> Goal of the exercise:
Report the count of lines that carry the string "true", and add nothing.

Data items:
⁂

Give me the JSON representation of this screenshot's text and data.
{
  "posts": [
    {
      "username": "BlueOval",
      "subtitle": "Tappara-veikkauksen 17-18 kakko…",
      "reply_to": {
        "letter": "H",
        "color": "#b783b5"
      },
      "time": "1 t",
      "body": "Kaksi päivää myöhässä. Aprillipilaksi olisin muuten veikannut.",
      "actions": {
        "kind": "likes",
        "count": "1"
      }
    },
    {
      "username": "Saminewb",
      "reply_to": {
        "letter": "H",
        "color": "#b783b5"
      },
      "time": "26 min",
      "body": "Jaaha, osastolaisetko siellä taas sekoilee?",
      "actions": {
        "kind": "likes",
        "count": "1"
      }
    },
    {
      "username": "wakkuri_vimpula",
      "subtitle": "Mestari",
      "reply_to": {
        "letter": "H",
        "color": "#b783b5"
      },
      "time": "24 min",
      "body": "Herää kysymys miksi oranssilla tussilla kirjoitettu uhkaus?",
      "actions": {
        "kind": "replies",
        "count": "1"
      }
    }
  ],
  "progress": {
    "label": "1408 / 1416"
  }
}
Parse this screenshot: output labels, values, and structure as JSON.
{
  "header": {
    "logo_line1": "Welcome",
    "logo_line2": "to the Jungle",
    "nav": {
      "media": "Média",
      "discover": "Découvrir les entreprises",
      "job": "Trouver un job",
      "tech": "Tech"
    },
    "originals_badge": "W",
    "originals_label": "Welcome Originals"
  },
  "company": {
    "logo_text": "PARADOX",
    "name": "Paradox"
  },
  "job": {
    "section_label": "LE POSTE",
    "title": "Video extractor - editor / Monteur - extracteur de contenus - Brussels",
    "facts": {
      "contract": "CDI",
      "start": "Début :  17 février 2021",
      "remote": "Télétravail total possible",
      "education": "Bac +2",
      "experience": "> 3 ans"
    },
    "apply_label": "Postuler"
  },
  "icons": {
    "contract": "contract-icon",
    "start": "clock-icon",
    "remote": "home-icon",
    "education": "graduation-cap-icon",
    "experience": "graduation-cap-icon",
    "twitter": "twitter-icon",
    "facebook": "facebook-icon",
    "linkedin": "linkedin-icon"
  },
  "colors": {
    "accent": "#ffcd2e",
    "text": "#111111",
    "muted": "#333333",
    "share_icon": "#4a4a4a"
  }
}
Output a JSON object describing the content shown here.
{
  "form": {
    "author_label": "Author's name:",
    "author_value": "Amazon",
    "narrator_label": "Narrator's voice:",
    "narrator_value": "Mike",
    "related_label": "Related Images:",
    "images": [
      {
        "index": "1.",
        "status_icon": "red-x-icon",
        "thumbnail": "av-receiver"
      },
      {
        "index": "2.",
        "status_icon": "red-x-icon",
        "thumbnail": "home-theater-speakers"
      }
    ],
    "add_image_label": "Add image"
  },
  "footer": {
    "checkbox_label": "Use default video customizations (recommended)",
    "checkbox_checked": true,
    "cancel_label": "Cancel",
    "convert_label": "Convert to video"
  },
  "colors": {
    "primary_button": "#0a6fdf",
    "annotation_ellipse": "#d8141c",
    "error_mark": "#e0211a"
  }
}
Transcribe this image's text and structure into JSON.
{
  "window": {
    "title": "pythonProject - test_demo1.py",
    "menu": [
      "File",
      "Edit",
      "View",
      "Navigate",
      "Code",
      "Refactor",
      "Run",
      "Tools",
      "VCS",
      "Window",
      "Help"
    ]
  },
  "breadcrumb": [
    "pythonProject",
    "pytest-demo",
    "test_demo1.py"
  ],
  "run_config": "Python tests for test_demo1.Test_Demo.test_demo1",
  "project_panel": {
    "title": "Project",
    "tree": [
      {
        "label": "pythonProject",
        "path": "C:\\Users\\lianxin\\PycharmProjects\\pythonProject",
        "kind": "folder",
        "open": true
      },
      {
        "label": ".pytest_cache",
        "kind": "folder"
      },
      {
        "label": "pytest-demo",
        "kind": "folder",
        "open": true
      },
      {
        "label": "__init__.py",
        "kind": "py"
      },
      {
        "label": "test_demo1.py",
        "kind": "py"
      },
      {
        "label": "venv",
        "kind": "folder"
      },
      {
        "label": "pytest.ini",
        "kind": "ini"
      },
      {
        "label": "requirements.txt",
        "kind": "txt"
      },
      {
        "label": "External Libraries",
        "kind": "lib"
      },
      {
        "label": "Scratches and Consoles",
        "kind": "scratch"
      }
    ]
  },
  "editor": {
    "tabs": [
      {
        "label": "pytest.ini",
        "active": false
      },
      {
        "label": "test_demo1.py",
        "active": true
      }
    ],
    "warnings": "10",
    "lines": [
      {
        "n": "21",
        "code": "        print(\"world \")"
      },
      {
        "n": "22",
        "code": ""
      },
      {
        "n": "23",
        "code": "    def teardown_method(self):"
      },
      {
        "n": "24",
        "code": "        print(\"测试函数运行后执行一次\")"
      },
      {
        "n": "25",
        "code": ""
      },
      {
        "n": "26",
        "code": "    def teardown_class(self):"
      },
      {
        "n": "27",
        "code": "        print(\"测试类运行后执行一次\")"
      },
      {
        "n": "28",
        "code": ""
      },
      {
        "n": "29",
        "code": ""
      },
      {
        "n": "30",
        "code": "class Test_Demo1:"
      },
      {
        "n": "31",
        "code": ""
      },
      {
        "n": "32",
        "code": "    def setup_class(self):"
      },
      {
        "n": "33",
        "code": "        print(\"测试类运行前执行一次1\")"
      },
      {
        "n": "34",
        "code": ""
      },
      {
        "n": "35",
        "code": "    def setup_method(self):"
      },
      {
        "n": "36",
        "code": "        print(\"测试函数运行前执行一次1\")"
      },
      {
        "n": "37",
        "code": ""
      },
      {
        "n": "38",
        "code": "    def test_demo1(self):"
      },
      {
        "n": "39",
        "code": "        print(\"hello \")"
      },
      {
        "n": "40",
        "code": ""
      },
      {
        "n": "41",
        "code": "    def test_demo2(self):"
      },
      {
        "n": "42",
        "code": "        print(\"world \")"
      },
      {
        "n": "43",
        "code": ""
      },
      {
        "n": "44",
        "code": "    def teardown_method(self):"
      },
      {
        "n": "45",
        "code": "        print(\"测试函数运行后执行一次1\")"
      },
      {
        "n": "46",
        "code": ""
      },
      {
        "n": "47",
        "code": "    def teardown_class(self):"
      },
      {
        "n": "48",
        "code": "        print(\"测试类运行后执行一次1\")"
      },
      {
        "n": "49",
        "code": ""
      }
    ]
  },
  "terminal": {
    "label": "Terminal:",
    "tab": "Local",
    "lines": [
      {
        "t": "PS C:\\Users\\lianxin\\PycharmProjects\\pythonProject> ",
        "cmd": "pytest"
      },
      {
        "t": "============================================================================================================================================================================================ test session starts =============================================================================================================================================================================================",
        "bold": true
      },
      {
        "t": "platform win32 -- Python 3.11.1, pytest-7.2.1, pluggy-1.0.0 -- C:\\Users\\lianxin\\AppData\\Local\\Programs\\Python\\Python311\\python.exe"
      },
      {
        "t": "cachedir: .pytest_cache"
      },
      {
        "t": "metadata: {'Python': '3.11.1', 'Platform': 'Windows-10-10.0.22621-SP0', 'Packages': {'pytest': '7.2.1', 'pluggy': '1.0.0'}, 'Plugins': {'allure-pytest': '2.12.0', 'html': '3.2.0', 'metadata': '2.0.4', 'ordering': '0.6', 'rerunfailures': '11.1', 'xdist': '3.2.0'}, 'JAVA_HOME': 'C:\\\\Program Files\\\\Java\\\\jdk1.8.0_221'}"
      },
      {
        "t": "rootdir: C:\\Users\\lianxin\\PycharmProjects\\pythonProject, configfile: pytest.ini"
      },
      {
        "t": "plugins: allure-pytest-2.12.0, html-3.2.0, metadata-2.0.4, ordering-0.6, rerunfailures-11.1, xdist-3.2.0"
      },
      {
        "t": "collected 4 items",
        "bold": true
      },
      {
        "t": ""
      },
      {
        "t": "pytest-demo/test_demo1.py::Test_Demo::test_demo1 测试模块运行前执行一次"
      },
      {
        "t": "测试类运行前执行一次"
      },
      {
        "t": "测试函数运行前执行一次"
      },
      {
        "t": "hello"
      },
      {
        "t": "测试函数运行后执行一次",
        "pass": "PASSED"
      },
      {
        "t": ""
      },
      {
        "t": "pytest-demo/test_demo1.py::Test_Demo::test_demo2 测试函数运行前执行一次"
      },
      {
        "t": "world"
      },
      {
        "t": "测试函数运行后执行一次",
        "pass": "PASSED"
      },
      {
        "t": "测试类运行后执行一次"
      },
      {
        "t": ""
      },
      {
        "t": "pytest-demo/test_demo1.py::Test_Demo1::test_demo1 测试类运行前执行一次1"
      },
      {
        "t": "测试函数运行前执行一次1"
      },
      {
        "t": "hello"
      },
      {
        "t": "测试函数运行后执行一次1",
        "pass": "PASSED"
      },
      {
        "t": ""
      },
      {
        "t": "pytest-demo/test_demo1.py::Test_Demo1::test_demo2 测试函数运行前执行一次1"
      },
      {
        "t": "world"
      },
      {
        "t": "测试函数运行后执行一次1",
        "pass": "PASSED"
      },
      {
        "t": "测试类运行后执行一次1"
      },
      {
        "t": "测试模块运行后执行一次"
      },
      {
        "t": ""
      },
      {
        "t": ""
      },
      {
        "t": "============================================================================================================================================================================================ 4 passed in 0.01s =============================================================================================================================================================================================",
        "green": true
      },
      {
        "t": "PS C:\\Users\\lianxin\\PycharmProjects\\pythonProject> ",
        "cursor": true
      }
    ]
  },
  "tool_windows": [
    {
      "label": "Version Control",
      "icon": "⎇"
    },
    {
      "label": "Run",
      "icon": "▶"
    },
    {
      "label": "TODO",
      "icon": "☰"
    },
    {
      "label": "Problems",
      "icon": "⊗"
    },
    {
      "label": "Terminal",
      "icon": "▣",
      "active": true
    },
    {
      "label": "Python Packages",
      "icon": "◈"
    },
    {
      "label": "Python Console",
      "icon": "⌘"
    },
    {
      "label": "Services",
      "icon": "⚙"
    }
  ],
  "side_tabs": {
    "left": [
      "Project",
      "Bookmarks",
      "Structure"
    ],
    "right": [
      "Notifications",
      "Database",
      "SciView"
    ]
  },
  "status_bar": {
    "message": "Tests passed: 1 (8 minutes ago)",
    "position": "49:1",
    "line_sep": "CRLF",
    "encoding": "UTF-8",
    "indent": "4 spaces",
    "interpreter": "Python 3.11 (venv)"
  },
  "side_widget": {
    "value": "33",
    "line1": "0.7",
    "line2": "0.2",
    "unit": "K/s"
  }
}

⁂

> Complete response:
9